● TAREAS POR REALIZAR:
- A) ¿Qué día de la semana cierra el local descrito en el extracto?
- B) Prosigue el extracto sobre los veranos de la niñez justo después de su última frase.

C/ de Saavedra Fajardo, 16 
Metro: Puerta del Ángel (línea 6)
Cierra los miércoles
Precio de la caña (no hay botellín): 1,30 € (cerveza Amstel)
Tapa: Normalita (ensalada campera con pulpo, patatas alioli, empanada de carne, aceitunas de camporreal con boquerones en vinagre)
Especialidades: Pulpo a la gallega, lacón con grelos, orella con tomate, codillo completo, morcilla, pimientos del padrón, chorizo, callos, queso gallego...




               
 De mi niñez recuerdo pocos momentos concretos. En el mejor de los casos, el tiempo los acaba sepultando  y, en el peor, la memoria reconstruye nuevas realidades a base de fragmentos distorsionados que nunca han acaecido. Pero lo que sí queda impreso, a fuego, es un escenario vital tejido por percepciones, visiones, olores e incluso alucinaciones que tienen la fuerza necesaria para dotar a un individuo de una identidad diferenciada. En ese laberinto no escrito encuentro desarchivada la intensa evocación de los veranos, esos veranos madrileños anegados en luz, asfixiados en polvo, alquitrán y pinos; dormitando un sueño de chicharras y niños empapados por globos de agua. De esa nebulosa rescato algún que otro sábado en la piscina municipal del Lago...con el opresivo olor a pies de los vestuarios, el cloro encubriendo meadas furtivas y mi padre engullendo trozos de empanada regados con Mahou. Aquel tiempo se medía con otros parámetros...el tiempo de los niños, no de los adultos.

● DATOS APORTADOS:
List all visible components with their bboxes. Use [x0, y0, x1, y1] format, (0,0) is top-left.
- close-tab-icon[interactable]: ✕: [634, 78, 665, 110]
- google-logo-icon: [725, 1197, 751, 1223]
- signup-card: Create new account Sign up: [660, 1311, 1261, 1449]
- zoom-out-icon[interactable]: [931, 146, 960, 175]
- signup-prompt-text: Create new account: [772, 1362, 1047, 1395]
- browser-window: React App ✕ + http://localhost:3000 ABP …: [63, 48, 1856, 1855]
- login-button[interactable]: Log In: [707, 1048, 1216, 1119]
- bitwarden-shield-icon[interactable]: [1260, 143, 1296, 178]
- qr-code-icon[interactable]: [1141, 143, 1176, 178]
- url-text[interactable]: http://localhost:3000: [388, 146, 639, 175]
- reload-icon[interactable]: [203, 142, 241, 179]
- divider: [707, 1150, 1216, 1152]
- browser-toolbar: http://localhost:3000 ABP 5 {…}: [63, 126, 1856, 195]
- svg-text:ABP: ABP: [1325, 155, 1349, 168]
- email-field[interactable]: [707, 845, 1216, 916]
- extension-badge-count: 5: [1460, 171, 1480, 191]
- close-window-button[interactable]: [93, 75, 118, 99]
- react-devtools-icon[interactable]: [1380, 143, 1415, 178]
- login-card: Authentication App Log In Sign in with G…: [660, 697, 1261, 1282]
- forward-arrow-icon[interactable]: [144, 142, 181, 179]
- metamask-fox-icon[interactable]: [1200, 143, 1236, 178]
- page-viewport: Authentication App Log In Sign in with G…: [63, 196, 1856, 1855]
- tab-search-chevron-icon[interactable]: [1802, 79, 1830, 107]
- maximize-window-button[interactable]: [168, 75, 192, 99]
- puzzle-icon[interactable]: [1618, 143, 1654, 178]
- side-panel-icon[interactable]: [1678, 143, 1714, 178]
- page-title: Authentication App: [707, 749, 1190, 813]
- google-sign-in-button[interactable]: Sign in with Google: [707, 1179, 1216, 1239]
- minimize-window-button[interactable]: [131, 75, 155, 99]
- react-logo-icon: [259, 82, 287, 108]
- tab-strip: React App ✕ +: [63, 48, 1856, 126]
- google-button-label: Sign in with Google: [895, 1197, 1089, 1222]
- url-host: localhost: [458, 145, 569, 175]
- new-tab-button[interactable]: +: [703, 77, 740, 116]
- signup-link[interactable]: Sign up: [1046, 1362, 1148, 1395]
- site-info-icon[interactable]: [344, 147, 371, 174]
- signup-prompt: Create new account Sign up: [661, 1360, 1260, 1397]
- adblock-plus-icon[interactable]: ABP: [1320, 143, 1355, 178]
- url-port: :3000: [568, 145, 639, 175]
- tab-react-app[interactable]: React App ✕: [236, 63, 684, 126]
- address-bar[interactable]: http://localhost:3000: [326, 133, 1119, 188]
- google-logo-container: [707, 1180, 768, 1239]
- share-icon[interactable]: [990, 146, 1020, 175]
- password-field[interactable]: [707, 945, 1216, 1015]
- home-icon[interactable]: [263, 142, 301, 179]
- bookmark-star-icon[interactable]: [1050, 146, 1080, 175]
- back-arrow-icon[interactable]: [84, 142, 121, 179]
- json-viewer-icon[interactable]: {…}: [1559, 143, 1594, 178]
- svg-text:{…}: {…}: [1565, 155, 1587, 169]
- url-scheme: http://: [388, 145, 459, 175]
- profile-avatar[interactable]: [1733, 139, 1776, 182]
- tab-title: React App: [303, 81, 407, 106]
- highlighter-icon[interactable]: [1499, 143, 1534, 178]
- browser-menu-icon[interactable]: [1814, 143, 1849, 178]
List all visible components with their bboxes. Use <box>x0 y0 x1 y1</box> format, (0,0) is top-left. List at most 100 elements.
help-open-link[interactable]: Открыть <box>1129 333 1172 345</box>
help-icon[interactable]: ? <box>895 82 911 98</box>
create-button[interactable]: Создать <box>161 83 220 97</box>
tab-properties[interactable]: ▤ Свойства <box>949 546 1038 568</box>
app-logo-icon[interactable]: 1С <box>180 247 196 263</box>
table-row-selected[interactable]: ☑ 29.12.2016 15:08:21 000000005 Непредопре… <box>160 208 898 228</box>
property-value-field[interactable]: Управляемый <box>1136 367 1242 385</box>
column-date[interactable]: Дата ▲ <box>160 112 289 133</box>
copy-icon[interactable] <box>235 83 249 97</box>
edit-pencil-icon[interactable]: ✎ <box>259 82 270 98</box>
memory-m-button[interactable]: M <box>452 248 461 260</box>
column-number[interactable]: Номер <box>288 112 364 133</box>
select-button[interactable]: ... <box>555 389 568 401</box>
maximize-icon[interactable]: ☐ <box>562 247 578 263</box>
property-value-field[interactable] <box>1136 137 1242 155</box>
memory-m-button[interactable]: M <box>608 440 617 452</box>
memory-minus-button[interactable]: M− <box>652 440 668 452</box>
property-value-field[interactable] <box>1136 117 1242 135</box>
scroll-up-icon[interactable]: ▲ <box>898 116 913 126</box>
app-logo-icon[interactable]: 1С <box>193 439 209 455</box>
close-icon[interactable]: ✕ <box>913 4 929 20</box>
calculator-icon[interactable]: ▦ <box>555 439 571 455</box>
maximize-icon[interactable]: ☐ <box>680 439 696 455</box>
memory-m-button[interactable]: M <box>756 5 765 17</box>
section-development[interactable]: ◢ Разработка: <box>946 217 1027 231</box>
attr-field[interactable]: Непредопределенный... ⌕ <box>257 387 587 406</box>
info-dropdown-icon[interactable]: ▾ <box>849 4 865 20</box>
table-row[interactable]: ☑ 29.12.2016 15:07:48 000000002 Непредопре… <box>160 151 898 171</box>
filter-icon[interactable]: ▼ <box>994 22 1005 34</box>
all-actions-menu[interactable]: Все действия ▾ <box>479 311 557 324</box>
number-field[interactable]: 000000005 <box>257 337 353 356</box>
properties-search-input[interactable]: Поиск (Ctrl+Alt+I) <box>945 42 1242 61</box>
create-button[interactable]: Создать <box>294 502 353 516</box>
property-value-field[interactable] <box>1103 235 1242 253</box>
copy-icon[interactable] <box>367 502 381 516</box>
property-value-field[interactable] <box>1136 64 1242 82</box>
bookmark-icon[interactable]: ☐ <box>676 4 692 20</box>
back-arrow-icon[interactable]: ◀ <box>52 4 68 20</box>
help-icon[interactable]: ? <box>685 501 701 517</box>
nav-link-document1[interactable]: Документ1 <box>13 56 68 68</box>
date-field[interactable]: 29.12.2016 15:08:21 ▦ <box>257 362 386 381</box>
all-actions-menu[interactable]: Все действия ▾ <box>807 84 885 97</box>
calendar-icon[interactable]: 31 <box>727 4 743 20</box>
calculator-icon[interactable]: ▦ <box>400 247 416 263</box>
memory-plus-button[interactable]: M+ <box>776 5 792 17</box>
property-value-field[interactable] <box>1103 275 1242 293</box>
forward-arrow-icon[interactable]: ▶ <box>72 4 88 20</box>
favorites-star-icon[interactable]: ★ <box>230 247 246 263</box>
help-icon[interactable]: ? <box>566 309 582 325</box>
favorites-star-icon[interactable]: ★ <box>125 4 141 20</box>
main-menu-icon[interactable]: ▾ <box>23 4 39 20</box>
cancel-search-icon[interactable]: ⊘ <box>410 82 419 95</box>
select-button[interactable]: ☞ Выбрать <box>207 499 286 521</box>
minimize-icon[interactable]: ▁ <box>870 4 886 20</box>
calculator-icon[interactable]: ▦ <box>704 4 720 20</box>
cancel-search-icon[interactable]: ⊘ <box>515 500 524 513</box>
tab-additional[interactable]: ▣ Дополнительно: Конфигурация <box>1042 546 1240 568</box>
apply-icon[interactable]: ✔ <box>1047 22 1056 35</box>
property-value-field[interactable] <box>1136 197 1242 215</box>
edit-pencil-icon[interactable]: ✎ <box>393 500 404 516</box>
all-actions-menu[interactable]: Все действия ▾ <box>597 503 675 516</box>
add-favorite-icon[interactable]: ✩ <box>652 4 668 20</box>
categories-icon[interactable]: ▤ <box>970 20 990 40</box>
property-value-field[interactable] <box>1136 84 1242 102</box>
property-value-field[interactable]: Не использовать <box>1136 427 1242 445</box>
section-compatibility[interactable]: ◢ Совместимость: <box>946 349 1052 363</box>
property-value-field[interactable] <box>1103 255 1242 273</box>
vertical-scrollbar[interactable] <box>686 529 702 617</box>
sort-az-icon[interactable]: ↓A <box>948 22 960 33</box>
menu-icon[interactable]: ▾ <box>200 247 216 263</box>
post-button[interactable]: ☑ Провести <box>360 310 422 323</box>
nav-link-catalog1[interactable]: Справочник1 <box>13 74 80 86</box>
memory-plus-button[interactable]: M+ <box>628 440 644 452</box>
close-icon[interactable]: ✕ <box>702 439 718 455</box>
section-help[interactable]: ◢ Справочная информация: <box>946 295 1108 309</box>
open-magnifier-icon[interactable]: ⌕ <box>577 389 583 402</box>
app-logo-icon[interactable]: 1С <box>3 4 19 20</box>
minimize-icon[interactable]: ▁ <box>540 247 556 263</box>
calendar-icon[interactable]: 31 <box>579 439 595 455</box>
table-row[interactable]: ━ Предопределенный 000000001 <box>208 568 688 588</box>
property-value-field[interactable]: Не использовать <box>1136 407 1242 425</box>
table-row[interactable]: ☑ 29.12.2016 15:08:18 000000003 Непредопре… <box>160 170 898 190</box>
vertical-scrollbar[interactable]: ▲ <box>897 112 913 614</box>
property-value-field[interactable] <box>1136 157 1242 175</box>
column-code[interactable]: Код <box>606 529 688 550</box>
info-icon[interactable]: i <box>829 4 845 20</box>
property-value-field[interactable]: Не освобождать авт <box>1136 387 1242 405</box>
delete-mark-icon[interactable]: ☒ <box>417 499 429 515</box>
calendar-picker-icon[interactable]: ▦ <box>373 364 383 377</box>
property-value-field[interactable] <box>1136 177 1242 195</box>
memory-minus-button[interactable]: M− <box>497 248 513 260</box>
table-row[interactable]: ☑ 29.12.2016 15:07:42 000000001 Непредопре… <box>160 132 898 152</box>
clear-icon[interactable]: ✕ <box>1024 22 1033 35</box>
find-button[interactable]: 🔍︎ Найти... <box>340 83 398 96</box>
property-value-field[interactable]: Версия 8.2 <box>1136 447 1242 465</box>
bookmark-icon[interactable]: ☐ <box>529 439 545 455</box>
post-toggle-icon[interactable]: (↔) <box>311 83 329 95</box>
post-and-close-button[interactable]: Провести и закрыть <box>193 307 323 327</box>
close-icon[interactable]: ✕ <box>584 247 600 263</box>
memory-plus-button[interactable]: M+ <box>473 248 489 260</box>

● RESULTADOS DEL EJERCICIO:
- A) Los miércoles.

- B)
Otro ritual era el cocido de mi abuela María. Un cocido arrebatado, en tres vuelcos, con garbanzos de Pedrosillo, calabaza y pringá. Pero antes de comer, era obligado el paso de rigor por el Chacón. Una institución enclavada en la frontera de Puerta del Ángel, un templo del exceso en el que los gritos en dolby surround de los camareros  compiten con el berreo constante de una turba hambrienta de colesterol. Por aquel entonces yo pugnaba por alcanzar la barra entre codos, culos y poyas que asediaban mi cabeza. Yo veía todo aquello atónito, con el asombro de un crío que aún no ha visto Roma de Fellini. Con el tiempo te das cuenta de que no es así, de que los libros, las películas, las situaciones y lugares de entonces no son tan asombrosos ni grotescos, o que lo son aún más. 
El Chacón sobrevive con solvencia a la crisis aprovechando la demanda rígida de sus viandas. Cada seis meses suelen subir los precios y, aún así, sigue estando lleno. Para quien no conozca el garito, decirle que no se diferencia mucho de las tascas que jalonaban el centro de Madrid hace unos veinte años. Como ya quedan pocas que no hayan desaparecido o sucumbido a la modernidad, al novato le parecerá de lo más pintoresco.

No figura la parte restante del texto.